WHAT IS REQUIRED: Images excluded, repeat each entry below exactly.

***** INFORMATION SHOWN *****

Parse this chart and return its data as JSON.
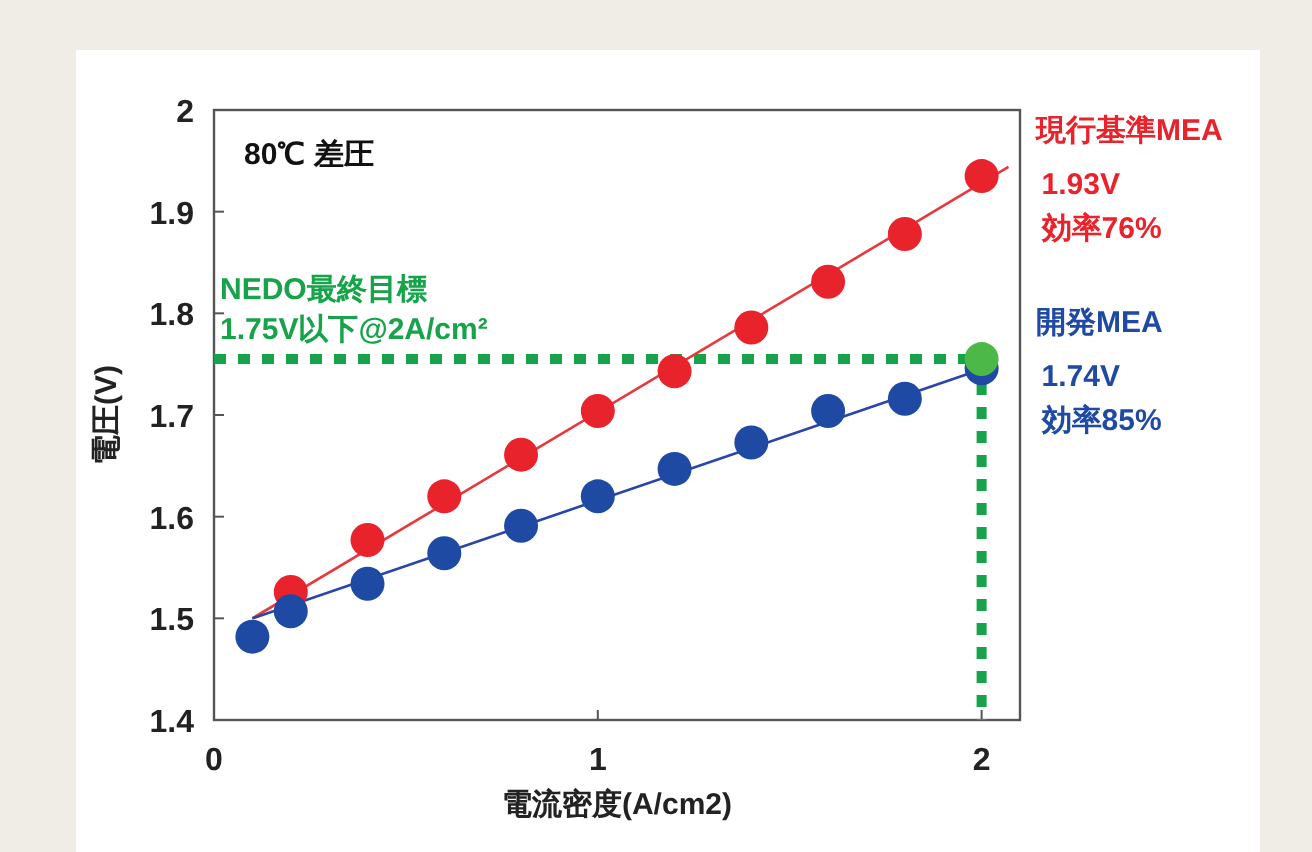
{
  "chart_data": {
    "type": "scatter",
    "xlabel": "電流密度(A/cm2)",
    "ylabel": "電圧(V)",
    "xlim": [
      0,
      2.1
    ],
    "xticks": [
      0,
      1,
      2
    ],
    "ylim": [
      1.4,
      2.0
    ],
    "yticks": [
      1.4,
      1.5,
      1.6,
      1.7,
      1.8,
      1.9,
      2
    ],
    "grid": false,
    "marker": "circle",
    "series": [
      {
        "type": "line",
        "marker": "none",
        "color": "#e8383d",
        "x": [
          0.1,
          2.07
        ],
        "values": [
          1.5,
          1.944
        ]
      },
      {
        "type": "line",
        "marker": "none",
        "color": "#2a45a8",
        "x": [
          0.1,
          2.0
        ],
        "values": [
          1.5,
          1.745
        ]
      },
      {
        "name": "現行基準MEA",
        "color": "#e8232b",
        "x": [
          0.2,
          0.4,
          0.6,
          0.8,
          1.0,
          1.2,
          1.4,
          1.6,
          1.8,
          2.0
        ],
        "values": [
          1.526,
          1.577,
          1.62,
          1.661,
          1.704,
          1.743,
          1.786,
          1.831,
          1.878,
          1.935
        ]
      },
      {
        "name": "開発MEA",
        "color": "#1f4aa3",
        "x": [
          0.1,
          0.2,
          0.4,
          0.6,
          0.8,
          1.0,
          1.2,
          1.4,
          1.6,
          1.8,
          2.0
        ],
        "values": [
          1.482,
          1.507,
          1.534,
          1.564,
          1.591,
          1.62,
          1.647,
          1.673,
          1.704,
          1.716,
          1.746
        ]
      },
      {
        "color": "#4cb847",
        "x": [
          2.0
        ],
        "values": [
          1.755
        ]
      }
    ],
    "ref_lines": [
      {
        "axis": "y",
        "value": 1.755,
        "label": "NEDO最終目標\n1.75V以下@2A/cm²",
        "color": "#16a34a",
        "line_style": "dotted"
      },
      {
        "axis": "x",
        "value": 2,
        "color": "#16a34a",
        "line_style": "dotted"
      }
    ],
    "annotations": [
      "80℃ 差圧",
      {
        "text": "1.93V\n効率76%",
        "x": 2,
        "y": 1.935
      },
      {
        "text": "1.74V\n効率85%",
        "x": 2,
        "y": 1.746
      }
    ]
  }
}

*****

EXPECTED OUTPUT:
Parse this chart and return its data as JSON.
{
  "chart_data": {
    "type": "scatter",
    "xlabel": "電流密度(A/cm2)",
    "ylabel": "電圧(V)",
    "xlim": [
      0,
      2.1
    ],
    "xticks": [
      0,
      1,
      2
    ],
    "ylim": [
      1.4,
      2.0
    ],
    "yticks": [
      1.4,
      1.5,
      1.6,
      1.7,
      1.8,
      1.9,
      2
    ],
    "grid": false,
    "marker": "circle",
    "series": [
      {
        "type": "line",
        "marker": "none",
        "color": "#e8383d",
        "x": [
          0.1,
          2.07
        ],
        "values": [
          1.5,
          1.944
        ]
      },
      {
        "type": "line",
        "marker": "none",
        "color": "#2a45a8",
        "x": [
          0.1,
          2.0
        ],
        "values": [
          1.5,
          1.745
        ]
      },
      {
        "name": "現行基準MEA",
        "color": "#e8232b",
        "x": [
          0.2,
          0.4,
          0.6,
          0.8,
          1.0,
          1.2,
          1.4,
          1.6,
          1.8,
          2.0
        ],
        "values": [
          1.526,
          1.577,
          1.62,
          1.661,
          1.704,
          1.743,
          1.786,
          1.831,
          1.878,
          1.935
        ]
      },
      {
        "name": "開発MEA",
        "color": "#1f4aa3",
        "x": [
          0.1,
          0.2,
          0.4,
          0.6,
          0.8,
          1.0,
          1.2,
          1.4,
          1.6,
          1.8,
          2.0
        ],
        "values": [
          1.482,
          1.507,
          1.534,
          1.564,
          1.591,
          1.62,
          1.647,
          1.673,
          1.704,
          1.716,
          1.746
        ]
      },
      {
        "color": "#4cb847",
        "x": [
          2.0
        ],
        "values": [
          1.755
        ]
      }
    ],
    "ref_lines": [
      {
        "axis": "y",
        "value": 1.755,
        "label": "NEDO最終目標\n1.75V以下@2A/cm²",
        "color": "#16a34a",
        "line_style": "dotted"
      },
      {
        "axis": "x",
        "value": 2,
        "color": "#16a34a",
        "line_style": "dotted"
      }
    ],
    "annotations": [
      "80℃ 差圧",
      {
        "text": "1.93V\n効率76%",
        "x": 2,
        "y": 1.935
      },
      {
        "text": "1.74V\n効率85%",
        "x": 2,
        "y": 1.746
      }
    ]
  }
}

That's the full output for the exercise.